• **Passage provided**:
— start —

Effects of spring grazing on dryland perennial ryegrass/white clover dairy pastures. 2. Botanical composition, tiller, and plant densities
F. R. McKenzie A C , J. L. Jacobs A and G. Kearney BA Department of Primary Industries, 78 Henna Street, Warrnambool, Vic. 3280, Australia.
B Department of Primary Industries, Hamilton, Vic. 3300, Australia.
C Corresponding author. Email: frank.mckenzie@dpi.vic.gov.au
Australian Journal of Agricultural Research 57(5) 555-563 https://doi.org/10.1071/AR05024
Submitted: 25 January 2005 Accepted: 17 January 2006 Published: 17 May 2006
Abstract
A 3-year experiment (September 1999–August 2002) in south-western Victoria investigated spring grazing impacts on botanical composition, tiller densities (perennial ryegrass, other-grasses, clover growing points, and broad-leaved weeds), and perennial ryegrass plant frequencies of a pasture of perennial ryegrass (Lolium perenne L.)–white clover (Trifolium repens L.) pasture. Spring grazing treatments, applied annually from September to November were based on ryegrass leaf development stage with high (HF), medium (MF), and low (LF) grazing frequency being 2-, 3-, and 4-leaf stage, respectively, and post-grazing height as the grazing intensity with high (HI), medium (MI), and low grazing intensity being 3, 5, and 8 cm, respectively. Five combinations were used: HFHI, LFHI, MFMI, HFLI, and LFLI. A sixth treatment, rapid grazing (RG), maintained pasture between 1500 and 1800 kg DM/ha by grazing weekly during spring and a seventh and eighth treatment, simulating forage conservation for early-cut silage (lock-up for 6–7 weeks; SIL) and late-cut hay (lock up for 11–12 weeks; HAY), were also included.

— end —

• **Extracted material**:
— start —

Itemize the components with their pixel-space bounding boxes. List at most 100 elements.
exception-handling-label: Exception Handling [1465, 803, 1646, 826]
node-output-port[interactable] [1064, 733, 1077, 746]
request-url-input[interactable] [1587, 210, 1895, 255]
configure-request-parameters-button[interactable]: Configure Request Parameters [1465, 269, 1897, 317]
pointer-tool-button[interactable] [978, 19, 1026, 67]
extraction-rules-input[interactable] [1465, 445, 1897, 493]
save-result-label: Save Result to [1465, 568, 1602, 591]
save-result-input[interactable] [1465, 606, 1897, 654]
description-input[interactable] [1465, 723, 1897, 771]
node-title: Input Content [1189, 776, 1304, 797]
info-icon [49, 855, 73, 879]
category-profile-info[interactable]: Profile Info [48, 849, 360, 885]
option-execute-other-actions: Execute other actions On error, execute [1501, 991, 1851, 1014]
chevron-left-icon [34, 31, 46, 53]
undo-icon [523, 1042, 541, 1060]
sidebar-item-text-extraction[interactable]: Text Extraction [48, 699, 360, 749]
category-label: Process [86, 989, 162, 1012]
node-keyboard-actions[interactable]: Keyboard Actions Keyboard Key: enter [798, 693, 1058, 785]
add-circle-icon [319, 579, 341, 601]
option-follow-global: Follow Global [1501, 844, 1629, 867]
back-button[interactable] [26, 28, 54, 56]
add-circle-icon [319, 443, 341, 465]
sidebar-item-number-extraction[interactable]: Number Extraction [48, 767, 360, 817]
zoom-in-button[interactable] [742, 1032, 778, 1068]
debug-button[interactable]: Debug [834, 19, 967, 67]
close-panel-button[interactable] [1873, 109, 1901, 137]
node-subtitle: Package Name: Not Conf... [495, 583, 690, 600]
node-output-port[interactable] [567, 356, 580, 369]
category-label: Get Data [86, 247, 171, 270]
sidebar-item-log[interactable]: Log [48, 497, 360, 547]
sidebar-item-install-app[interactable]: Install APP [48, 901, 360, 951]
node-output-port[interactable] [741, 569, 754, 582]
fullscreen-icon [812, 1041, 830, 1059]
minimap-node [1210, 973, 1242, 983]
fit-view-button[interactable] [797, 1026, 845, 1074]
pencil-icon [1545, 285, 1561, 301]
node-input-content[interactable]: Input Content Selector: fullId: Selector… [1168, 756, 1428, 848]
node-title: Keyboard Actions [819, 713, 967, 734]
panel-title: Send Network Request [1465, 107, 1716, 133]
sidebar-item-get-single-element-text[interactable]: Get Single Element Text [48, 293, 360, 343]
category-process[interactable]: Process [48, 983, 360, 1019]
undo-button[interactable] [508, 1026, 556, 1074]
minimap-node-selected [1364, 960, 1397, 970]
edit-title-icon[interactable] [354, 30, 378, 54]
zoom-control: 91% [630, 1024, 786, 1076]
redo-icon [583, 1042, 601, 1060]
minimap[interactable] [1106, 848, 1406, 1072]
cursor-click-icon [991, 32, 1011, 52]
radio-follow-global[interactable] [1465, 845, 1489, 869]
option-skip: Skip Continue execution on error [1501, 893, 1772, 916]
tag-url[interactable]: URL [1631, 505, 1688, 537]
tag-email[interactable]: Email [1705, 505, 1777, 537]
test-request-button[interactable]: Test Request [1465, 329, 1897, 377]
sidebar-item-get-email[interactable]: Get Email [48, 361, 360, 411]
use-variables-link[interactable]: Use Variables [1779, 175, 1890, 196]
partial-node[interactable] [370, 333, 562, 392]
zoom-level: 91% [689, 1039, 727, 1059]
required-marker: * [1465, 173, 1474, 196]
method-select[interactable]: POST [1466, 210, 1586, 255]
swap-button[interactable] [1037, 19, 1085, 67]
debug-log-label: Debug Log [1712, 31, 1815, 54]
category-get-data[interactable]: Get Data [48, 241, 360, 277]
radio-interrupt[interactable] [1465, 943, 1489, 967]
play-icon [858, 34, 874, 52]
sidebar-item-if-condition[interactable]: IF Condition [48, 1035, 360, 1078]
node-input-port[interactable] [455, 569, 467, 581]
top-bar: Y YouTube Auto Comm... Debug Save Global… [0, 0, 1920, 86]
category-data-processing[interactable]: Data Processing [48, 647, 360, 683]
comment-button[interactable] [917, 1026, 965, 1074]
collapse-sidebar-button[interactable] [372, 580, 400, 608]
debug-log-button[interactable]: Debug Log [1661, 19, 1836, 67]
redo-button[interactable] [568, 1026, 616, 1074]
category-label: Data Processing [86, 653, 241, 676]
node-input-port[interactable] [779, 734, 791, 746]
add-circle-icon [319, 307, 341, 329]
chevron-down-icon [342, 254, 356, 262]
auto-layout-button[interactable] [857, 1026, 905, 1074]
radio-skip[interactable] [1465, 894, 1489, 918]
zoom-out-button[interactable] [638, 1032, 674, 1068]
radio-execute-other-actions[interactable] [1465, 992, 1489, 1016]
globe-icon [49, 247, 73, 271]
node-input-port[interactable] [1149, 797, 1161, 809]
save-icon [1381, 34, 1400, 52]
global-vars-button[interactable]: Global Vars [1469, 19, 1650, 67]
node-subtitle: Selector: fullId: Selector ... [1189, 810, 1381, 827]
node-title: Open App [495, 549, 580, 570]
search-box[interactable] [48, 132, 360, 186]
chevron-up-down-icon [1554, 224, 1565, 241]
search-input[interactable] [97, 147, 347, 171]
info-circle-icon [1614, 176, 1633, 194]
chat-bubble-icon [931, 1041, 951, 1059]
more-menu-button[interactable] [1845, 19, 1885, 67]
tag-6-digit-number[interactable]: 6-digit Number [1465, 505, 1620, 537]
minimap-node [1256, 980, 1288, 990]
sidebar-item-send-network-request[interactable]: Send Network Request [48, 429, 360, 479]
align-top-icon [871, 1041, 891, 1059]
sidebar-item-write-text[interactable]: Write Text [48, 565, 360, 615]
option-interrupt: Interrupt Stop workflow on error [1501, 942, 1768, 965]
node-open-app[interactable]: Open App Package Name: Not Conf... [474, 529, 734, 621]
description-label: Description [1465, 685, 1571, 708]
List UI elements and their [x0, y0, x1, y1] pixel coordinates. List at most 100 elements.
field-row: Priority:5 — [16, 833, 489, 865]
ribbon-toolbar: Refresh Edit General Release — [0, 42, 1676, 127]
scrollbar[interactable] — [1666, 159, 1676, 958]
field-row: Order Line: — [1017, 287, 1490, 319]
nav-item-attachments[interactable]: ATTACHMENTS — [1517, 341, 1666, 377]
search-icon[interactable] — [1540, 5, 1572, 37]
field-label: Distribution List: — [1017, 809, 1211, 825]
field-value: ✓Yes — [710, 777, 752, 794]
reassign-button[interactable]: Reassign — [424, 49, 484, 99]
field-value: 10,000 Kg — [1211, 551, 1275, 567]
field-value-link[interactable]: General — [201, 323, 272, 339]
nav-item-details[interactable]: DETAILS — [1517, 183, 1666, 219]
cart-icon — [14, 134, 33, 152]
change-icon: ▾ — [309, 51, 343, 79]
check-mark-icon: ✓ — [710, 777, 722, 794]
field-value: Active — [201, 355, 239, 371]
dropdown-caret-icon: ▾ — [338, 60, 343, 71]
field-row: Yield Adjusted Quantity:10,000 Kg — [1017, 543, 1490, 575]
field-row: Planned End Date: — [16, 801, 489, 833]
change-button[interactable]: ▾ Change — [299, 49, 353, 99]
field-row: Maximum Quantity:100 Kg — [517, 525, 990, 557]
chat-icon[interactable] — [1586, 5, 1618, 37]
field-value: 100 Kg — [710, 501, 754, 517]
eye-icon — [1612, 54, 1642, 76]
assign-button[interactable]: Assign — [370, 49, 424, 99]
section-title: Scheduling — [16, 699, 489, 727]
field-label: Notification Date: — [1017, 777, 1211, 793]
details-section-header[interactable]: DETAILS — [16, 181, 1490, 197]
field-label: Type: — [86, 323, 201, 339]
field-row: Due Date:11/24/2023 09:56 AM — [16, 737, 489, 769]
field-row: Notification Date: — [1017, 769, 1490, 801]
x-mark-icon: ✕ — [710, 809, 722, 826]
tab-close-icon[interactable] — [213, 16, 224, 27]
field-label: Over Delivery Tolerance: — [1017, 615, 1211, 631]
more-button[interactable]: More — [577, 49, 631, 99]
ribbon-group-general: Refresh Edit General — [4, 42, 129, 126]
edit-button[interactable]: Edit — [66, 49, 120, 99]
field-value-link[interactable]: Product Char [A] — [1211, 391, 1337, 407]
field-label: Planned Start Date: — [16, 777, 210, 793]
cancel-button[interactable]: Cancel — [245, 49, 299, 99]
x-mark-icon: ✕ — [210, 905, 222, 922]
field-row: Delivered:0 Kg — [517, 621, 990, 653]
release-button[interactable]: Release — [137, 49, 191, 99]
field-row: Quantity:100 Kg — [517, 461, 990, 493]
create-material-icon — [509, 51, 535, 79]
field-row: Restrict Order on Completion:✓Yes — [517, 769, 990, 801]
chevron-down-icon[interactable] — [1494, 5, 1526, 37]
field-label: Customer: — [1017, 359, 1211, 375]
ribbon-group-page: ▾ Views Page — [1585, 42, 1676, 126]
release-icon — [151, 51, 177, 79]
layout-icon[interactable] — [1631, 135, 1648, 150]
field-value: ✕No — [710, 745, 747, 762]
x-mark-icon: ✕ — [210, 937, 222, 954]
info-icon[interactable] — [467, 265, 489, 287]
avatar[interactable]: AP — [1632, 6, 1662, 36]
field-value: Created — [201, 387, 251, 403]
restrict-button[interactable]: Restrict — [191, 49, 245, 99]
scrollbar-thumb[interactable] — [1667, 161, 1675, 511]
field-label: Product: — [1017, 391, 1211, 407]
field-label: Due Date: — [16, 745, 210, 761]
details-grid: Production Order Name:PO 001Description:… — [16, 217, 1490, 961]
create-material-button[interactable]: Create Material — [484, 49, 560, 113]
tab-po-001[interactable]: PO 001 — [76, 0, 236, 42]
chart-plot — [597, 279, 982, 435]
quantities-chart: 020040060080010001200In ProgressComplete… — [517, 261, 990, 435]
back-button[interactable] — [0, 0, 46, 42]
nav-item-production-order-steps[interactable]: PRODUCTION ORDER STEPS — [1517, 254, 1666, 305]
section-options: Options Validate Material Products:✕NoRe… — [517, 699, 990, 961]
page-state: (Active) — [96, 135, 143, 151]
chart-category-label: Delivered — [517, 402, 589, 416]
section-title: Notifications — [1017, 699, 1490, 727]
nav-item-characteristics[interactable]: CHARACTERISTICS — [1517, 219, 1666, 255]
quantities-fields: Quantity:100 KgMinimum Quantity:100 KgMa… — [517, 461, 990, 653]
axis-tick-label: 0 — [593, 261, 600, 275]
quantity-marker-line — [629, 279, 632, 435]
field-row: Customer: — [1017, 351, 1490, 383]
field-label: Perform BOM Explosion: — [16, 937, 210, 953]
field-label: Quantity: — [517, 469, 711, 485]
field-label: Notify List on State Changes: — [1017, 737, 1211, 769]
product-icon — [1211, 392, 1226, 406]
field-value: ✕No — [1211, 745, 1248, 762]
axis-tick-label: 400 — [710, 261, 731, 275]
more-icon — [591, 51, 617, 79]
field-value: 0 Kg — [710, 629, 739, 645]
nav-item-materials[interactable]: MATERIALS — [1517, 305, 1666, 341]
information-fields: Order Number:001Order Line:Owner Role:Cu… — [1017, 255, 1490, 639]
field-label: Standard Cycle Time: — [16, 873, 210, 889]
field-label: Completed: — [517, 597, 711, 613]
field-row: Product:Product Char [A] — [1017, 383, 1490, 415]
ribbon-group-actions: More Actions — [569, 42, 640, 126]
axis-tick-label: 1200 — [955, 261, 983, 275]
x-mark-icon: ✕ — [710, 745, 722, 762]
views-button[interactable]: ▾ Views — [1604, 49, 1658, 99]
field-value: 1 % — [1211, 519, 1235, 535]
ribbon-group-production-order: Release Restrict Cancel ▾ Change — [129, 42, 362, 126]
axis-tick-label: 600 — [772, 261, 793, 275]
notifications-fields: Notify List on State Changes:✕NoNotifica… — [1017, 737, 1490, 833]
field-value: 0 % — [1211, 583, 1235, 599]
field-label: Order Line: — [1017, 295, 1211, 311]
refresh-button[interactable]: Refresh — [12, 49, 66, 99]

— end —

• **Requirement**:
In the grazing abstract, what post-grazing height defined high grazing intensity (HI)? The rows have no connection to the grazing abstract.

• **Response to this task**:
3 cm